PROBLEM:
Write out every line below that contains "analysis".
*** SOURCE MATERIAL Section Begins ***
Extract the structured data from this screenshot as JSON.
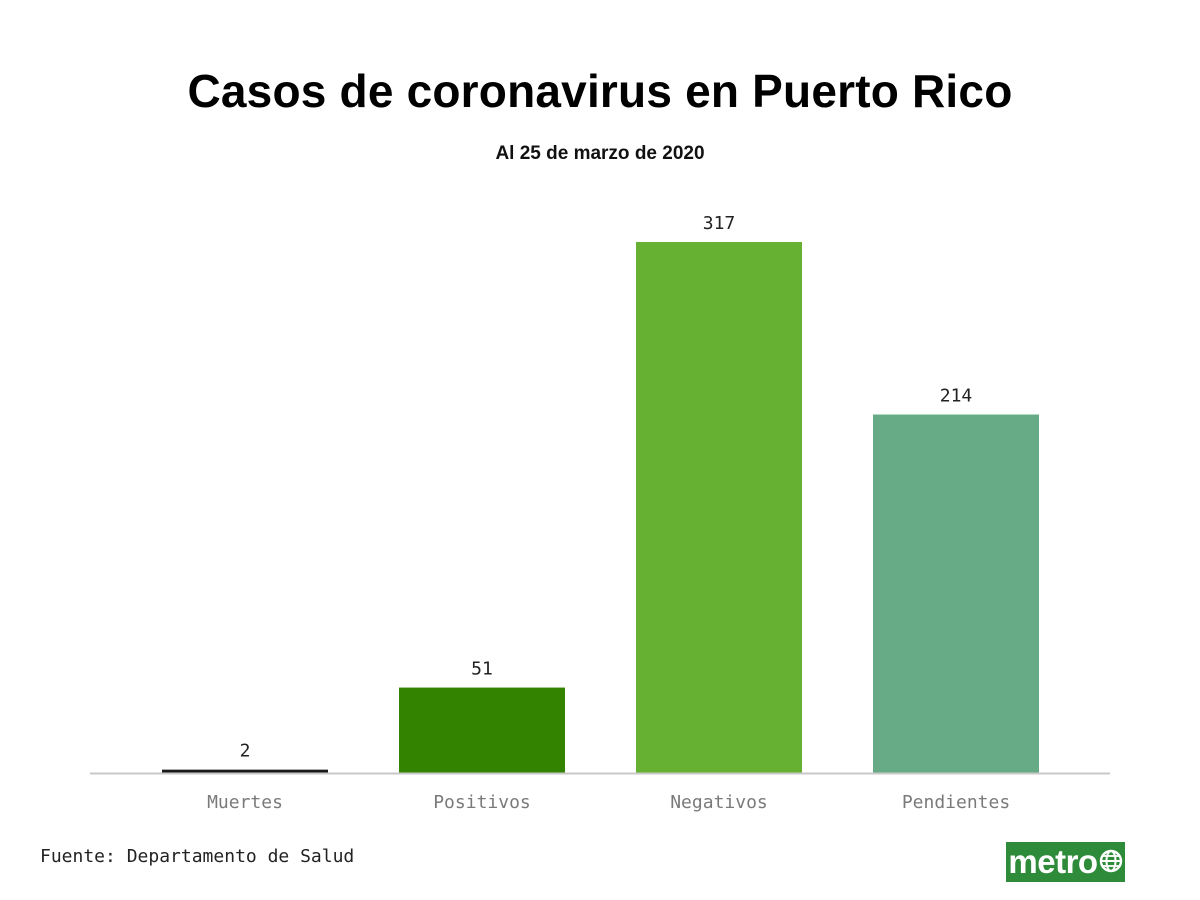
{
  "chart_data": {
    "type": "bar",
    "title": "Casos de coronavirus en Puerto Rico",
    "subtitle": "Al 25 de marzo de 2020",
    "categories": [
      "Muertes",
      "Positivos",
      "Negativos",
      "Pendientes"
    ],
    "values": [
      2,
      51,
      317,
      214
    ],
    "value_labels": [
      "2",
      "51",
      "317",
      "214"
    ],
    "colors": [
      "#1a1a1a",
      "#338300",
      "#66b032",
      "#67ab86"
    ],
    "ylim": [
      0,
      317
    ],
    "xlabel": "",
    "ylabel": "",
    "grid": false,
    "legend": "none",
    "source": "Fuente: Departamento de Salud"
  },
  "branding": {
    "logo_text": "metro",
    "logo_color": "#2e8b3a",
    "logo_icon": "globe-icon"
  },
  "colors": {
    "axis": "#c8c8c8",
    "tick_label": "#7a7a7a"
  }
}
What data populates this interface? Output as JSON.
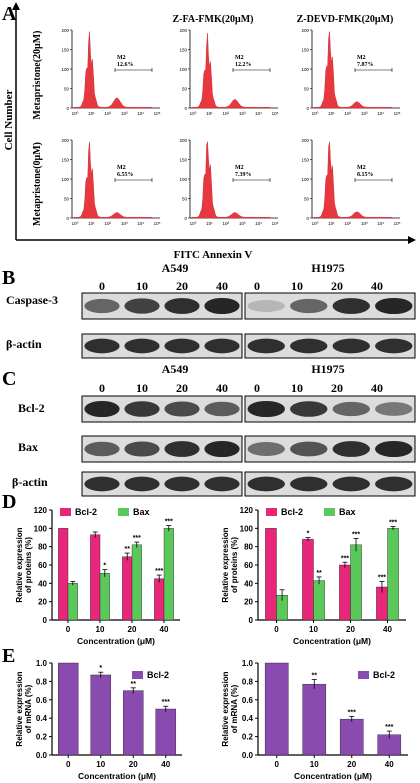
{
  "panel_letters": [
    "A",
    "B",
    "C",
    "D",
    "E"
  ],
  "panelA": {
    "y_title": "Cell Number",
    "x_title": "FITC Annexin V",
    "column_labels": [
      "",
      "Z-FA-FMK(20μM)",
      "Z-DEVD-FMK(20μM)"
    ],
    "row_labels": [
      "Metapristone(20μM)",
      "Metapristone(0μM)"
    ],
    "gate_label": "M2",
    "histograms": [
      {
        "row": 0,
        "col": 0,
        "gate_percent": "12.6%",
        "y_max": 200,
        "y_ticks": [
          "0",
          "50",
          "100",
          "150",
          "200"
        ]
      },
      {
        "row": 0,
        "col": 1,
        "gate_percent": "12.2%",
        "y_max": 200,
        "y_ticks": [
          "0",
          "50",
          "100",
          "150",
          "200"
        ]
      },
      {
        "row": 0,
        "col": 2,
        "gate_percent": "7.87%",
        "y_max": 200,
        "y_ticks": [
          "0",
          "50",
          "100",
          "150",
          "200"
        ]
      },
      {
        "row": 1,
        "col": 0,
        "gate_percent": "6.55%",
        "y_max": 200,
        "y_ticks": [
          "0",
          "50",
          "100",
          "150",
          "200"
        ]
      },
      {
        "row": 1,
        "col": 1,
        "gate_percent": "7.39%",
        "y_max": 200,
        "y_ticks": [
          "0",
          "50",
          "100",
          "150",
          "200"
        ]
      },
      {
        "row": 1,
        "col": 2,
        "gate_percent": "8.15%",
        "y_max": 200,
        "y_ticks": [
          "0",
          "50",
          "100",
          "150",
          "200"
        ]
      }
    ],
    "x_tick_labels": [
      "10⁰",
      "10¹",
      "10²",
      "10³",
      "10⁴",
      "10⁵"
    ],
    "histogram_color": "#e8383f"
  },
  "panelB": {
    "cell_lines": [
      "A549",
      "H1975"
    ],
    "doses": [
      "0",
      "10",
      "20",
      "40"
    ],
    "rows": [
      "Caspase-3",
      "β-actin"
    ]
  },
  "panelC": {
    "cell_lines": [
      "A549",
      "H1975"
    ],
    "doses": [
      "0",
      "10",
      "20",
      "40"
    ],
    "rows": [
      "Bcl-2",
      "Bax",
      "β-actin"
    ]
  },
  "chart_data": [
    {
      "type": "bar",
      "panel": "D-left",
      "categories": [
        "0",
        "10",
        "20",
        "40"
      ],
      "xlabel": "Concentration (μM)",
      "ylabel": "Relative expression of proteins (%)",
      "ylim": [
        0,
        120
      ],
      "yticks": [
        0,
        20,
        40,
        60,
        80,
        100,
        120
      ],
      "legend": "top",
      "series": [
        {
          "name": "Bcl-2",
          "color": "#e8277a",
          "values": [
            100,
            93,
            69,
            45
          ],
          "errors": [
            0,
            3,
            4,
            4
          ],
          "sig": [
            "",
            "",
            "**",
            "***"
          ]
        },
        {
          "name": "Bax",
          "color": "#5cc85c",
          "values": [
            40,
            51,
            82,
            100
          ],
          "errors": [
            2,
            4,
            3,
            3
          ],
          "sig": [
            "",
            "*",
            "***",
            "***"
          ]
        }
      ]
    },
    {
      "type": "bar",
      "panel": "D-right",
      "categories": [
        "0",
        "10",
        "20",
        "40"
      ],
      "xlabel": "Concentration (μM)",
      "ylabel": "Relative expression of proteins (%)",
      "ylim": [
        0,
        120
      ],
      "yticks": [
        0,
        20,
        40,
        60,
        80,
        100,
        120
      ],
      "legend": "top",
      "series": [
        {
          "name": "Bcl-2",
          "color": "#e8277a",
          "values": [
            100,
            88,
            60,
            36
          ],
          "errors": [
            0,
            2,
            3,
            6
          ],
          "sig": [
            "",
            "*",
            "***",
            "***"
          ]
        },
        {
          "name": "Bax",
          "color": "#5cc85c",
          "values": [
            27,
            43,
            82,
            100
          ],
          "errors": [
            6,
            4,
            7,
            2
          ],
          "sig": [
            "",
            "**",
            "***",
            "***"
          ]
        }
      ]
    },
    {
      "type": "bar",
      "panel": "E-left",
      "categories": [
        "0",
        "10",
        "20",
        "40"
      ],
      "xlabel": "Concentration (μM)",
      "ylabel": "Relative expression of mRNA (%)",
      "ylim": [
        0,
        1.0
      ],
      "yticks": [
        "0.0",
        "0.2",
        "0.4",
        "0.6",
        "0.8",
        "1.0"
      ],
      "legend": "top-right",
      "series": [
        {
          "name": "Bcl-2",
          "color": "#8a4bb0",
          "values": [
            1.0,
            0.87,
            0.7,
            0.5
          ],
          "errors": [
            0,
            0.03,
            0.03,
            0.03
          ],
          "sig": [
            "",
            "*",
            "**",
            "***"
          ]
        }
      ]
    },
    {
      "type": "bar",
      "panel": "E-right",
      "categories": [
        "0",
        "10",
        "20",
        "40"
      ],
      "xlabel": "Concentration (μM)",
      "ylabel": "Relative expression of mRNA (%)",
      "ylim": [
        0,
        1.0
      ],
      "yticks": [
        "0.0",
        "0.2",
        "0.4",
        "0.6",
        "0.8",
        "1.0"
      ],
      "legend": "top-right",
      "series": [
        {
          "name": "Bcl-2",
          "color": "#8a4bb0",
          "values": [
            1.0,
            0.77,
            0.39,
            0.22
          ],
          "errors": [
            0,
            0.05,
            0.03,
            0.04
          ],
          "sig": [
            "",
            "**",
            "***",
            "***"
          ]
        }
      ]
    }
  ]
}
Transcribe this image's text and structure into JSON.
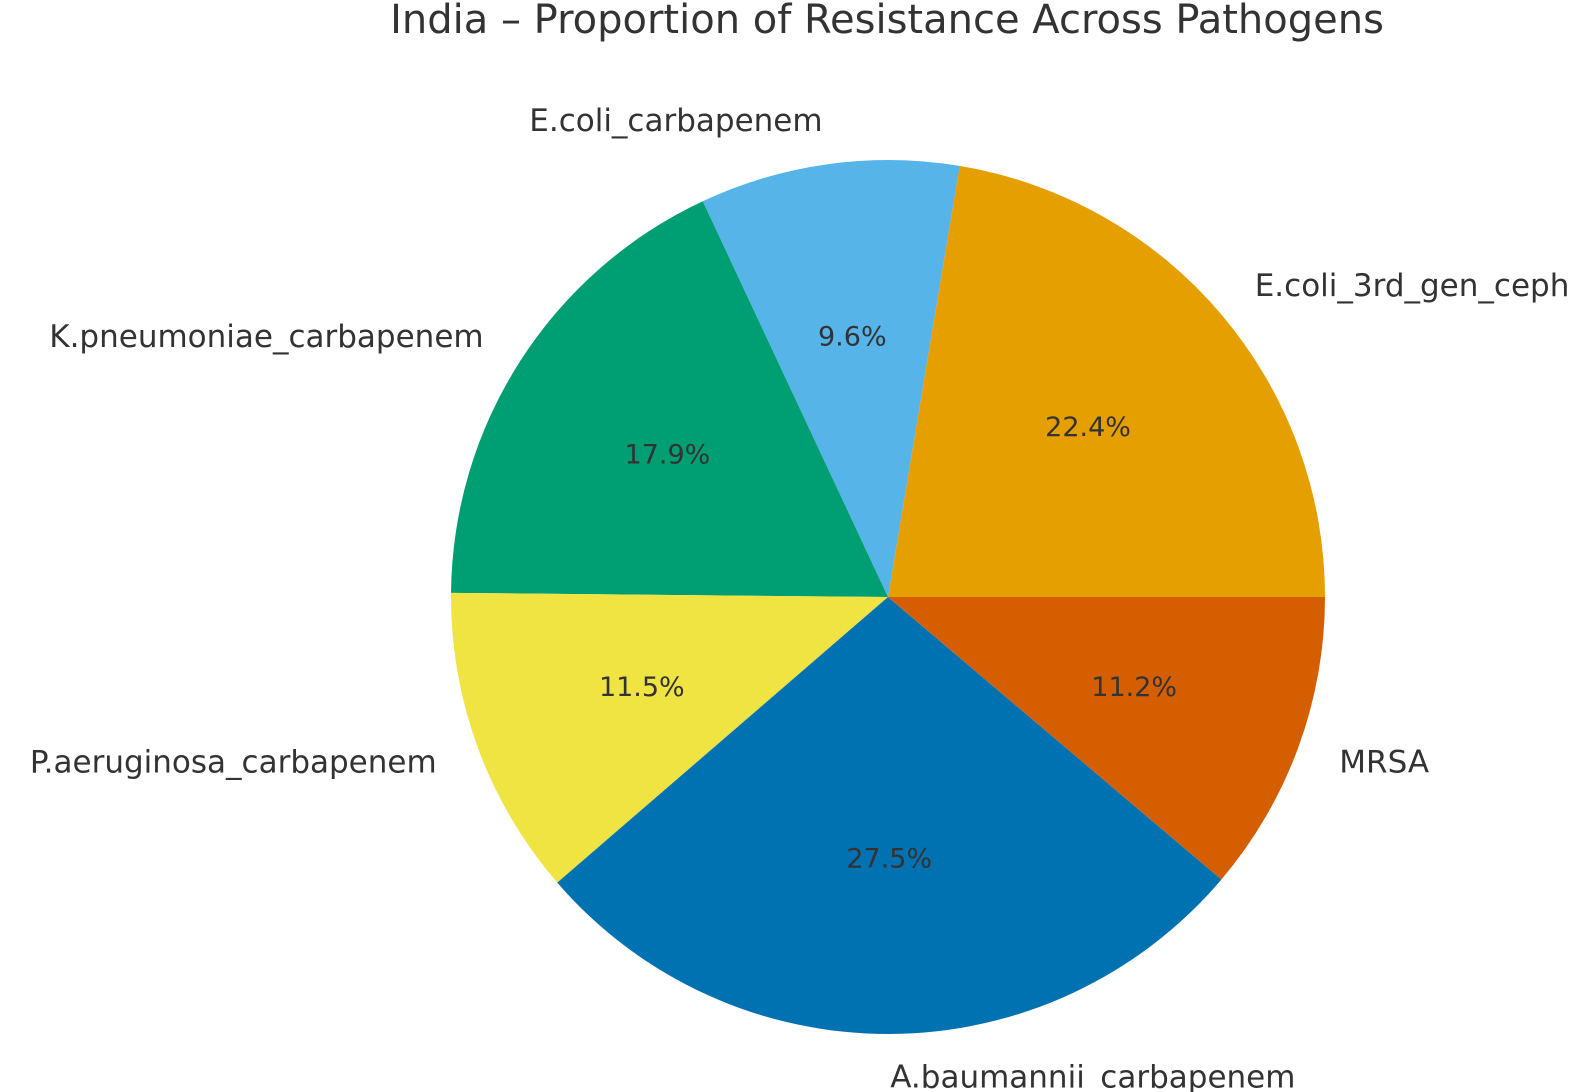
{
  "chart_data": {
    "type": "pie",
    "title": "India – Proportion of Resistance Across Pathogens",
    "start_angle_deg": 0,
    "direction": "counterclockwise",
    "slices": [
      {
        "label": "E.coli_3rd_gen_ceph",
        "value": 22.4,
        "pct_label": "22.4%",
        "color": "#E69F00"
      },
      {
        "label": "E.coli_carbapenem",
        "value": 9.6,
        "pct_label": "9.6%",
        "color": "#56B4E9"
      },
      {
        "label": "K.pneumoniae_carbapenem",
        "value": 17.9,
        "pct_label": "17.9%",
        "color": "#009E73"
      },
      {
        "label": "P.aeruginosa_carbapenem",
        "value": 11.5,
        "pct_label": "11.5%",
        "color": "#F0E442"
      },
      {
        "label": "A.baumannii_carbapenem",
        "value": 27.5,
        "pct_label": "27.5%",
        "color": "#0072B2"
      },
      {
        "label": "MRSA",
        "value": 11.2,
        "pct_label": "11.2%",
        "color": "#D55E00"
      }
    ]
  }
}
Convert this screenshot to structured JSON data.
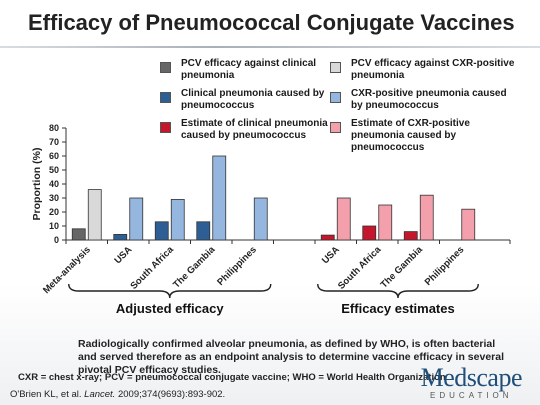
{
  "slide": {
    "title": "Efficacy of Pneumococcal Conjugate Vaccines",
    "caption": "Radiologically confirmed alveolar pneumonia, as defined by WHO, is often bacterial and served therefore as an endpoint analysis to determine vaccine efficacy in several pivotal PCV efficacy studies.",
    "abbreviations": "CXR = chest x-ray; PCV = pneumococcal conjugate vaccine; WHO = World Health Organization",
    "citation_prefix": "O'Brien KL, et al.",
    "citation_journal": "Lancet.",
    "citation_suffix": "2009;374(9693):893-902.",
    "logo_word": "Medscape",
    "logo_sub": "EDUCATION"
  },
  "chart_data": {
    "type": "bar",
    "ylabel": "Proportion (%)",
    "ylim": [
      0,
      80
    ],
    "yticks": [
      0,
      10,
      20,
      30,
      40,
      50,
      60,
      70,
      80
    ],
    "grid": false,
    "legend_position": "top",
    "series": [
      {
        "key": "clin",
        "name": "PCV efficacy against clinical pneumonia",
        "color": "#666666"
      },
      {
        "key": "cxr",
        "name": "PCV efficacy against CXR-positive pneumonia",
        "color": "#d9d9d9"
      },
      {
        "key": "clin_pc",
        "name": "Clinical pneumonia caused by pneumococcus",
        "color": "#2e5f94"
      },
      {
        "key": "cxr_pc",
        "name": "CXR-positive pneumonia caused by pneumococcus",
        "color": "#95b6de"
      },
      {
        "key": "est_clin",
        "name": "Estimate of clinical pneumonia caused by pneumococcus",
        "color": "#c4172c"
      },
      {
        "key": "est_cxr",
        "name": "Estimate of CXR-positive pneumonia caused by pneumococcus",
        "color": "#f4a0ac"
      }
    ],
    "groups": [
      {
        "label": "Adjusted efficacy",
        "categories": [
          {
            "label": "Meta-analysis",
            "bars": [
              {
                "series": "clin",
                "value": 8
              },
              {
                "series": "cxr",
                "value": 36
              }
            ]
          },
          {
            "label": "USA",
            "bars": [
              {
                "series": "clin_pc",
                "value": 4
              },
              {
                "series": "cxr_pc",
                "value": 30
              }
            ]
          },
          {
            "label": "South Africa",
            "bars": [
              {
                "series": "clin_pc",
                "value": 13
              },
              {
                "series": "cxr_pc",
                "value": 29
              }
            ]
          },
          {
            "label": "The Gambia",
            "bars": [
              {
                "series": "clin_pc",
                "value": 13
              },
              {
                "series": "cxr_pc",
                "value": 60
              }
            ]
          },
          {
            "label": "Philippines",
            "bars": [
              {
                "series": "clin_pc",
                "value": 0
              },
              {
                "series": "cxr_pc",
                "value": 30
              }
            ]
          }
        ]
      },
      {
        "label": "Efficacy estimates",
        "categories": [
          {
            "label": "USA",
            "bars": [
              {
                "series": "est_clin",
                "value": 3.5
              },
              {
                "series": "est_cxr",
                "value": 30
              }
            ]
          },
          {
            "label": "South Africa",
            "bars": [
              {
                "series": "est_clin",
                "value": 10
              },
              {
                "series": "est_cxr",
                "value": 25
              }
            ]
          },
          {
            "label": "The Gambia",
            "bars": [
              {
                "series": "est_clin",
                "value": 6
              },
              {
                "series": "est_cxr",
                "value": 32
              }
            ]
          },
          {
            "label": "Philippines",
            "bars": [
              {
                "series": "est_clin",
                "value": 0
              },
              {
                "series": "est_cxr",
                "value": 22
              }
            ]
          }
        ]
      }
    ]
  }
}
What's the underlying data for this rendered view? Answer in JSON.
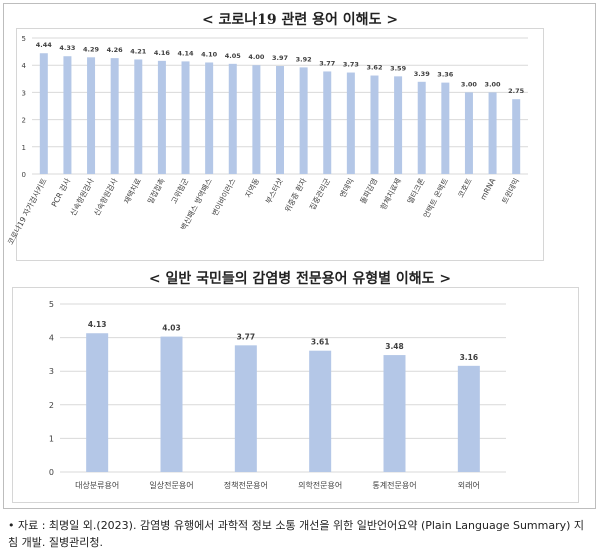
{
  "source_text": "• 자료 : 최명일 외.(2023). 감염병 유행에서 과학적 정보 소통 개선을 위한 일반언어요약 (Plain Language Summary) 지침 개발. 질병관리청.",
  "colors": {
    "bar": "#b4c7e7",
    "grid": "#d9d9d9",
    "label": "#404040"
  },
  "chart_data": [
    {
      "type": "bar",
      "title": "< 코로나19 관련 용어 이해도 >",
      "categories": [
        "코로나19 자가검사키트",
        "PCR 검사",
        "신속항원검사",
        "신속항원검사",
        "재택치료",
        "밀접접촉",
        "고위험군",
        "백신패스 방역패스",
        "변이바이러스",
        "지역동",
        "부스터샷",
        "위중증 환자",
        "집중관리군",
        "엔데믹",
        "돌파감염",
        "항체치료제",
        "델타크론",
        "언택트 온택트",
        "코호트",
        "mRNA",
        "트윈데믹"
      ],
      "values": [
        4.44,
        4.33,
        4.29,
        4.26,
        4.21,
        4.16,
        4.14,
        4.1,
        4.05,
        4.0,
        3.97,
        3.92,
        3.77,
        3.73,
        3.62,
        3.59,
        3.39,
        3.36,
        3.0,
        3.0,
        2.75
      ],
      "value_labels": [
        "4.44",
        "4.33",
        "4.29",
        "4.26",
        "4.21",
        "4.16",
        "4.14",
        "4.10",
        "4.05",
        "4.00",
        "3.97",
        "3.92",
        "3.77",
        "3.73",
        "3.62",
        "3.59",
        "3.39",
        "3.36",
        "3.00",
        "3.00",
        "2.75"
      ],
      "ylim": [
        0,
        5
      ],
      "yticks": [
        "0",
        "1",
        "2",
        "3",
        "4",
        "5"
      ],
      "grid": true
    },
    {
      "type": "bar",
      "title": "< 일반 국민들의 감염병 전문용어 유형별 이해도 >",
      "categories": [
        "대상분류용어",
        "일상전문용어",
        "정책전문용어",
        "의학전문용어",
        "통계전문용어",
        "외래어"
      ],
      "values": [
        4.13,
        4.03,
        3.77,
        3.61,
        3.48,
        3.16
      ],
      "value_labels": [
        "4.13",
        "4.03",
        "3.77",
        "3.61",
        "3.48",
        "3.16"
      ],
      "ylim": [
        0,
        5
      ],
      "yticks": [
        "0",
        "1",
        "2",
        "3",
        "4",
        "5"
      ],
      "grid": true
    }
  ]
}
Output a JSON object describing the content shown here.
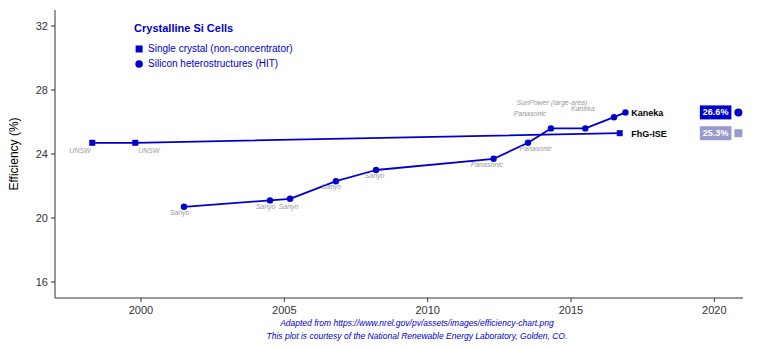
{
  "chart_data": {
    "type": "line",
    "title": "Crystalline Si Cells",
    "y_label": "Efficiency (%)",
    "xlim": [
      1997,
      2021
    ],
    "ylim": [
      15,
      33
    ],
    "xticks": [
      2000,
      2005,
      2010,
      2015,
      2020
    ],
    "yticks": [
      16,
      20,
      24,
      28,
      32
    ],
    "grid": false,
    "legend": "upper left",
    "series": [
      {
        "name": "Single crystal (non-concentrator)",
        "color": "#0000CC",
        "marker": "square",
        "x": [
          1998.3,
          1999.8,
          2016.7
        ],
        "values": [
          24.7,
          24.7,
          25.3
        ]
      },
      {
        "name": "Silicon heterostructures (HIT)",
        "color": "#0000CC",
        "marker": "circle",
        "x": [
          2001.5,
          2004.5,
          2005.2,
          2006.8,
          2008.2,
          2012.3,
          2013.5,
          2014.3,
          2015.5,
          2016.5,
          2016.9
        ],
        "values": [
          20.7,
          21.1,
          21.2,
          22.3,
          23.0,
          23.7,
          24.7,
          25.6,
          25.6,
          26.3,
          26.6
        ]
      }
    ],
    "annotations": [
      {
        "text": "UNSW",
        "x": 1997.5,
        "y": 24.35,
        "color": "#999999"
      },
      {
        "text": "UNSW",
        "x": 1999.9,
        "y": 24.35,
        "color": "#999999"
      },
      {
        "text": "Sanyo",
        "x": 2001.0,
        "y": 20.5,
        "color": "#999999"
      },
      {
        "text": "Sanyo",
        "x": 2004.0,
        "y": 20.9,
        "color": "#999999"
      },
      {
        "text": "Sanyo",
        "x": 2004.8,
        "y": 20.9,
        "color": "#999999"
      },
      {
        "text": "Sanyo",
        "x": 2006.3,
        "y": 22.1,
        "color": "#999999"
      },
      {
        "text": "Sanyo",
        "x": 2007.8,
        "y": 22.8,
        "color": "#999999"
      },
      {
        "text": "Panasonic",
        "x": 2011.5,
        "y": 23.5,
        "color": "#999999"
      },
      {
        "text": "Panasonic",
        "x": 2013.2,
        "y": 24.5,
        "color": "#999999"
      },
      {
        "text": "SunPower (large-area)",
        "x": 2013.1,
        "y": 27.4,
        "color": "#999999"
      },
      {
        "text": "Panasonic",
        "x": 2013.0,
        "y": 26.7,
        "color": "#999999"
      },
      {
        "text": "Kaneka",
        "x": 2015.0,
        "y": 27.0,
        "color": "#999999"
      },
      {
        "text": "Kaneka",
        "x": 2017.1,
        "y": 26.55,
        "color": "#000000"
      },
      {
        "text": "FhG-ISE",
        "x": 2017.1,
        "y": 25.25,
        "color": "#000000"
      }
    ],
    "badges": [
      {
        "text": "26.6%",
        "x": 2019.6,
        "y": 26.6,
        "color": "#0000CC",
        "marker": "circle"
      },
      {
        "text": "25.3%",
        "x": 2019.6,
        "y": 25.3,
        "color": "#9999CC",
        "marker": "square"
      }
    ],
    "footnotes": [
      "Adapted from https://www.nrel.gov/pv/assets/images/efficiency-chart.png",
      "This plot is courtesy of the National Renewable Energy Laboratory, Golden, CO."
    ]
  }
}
*** SOURCE MATERIAL Section Ends ***
ANSWER TO THIS EXERCISE:
    "caption": "Radiologically confirmed alveolar pneumonia, as defined by WHO, is often bacterial and served therefore as an endpoint analysis to determine vaccine efficacy in several pivotal PCV efficacy studies.",
            "label": "Meta-analysis",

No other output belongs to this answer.